**Extracted records**

___

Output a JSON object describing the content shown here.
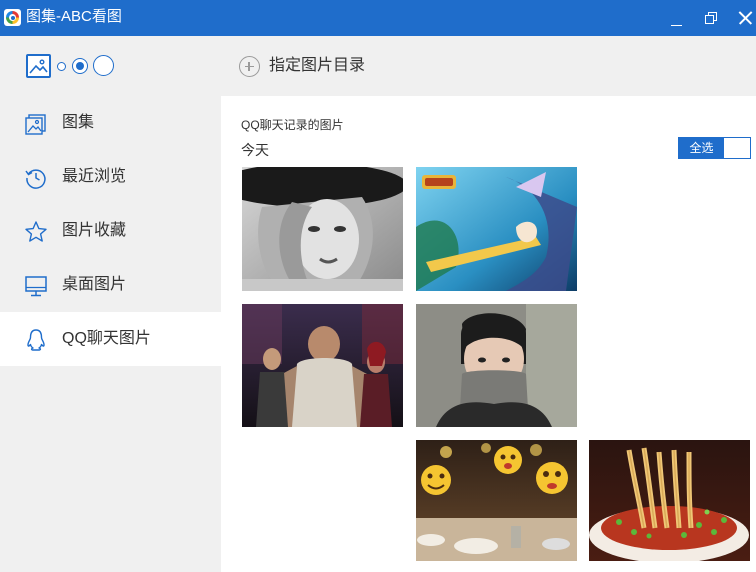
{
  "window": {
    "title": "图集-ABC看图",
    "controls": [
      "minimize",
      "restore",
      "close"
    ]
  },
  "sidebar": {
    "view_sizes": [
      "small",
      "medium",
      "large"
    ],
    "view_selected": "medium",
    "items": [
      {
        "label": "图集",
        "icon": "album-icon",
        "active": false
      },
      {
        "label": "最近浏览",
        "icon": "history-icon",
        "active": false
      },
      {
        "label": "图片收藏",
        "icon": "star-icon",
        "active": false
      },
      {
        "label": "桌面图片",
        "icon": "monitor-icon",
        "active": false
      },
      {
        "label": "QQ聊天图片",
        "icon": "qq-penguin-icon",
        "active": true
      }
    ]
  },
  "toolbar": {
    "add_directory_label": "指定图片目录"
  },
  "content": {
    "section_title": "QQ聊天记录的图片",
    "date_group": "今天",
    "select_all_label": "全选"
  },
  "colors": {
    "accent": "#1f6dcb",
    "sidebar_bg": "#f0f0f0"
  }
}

___

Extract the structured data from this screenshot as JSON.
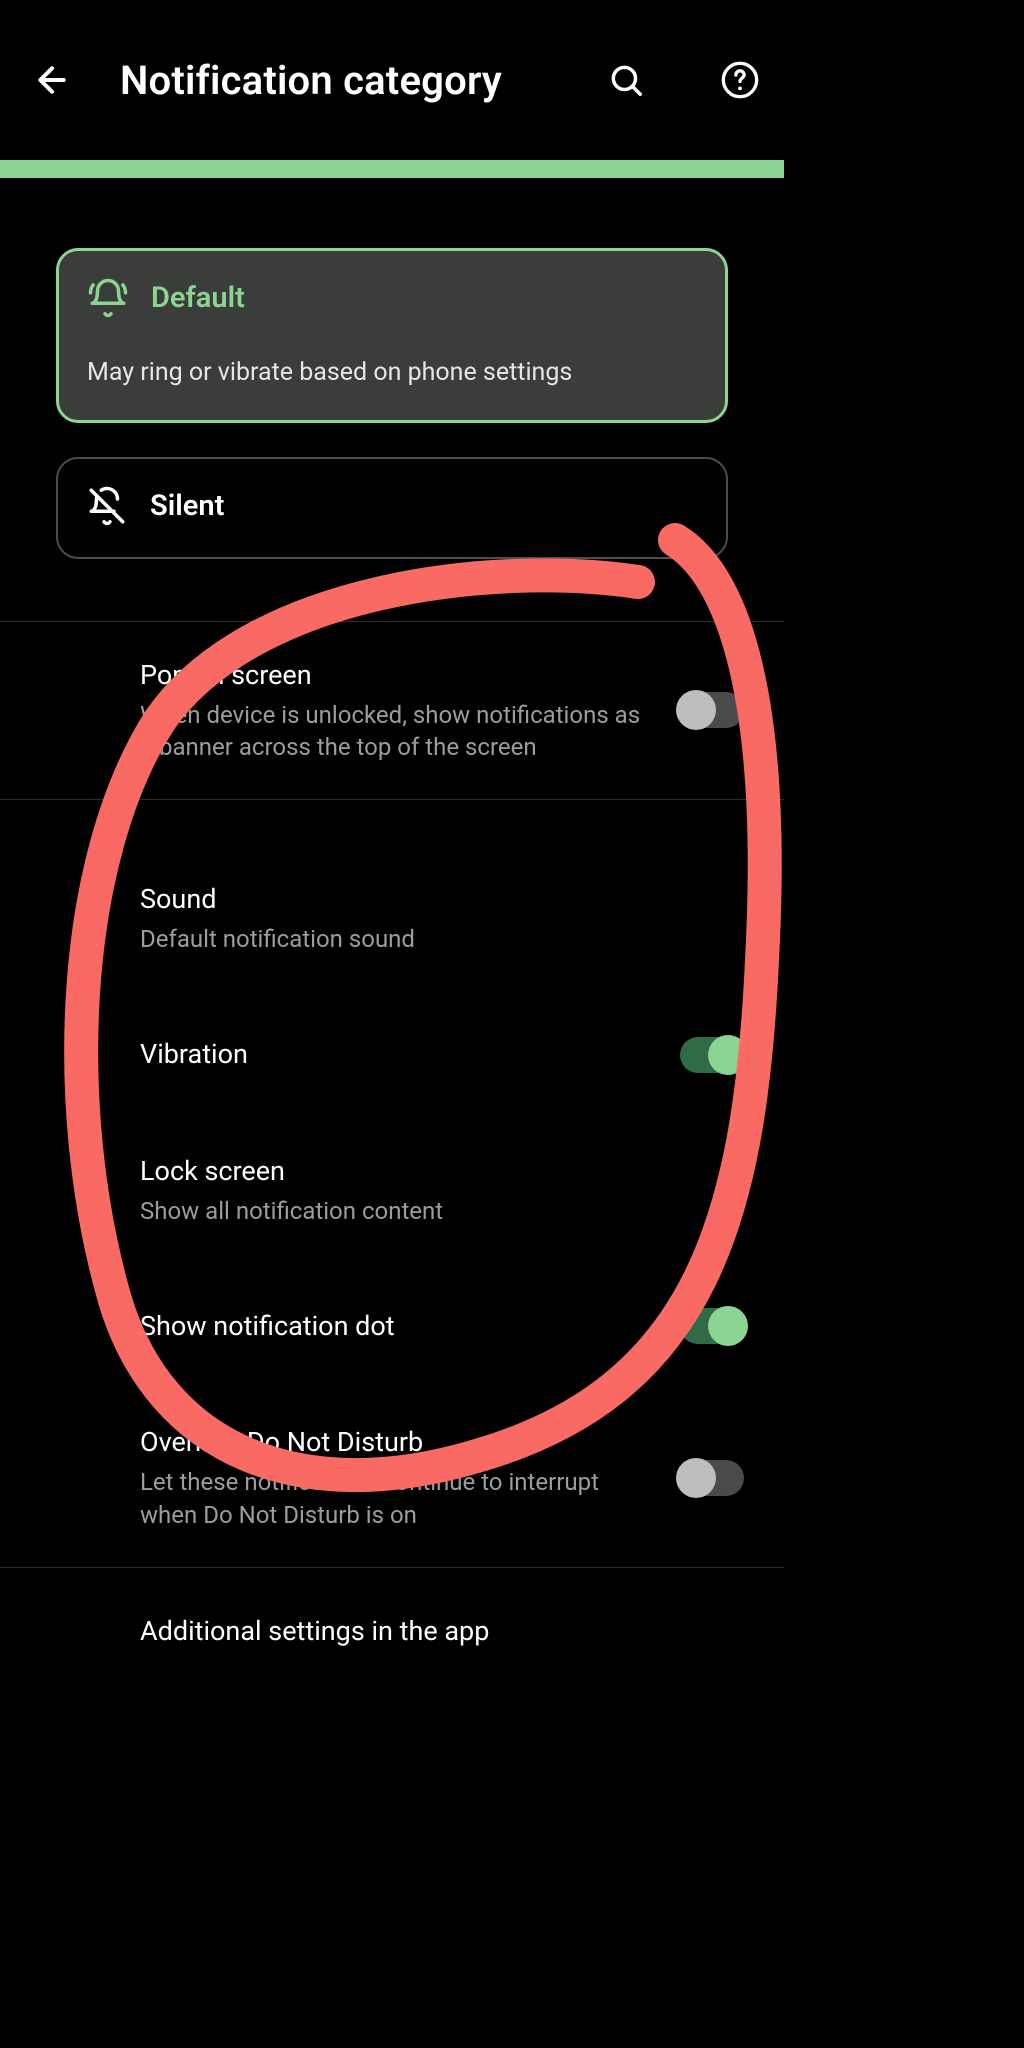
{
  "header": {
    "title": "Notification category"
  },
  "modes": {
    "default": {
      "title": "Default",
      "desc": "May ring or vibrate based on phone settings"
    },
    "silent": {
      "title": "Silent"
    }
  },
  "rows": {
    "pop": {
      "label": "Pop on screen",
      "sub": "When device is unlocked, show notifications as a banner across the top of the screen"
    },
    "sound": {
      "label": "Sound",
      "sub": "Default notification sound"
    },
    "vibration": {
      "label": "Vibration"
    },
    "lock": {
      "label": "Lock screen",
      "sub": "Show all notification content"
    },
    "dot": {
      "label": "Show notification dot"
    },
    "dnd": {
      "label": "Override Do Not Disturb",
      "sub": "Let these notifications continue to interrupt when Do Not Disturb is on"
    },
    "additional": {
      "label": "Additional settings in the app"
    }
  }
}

___

Of the lines in the material, how many hold the word "content"? Reply with the number only.

**The result**
3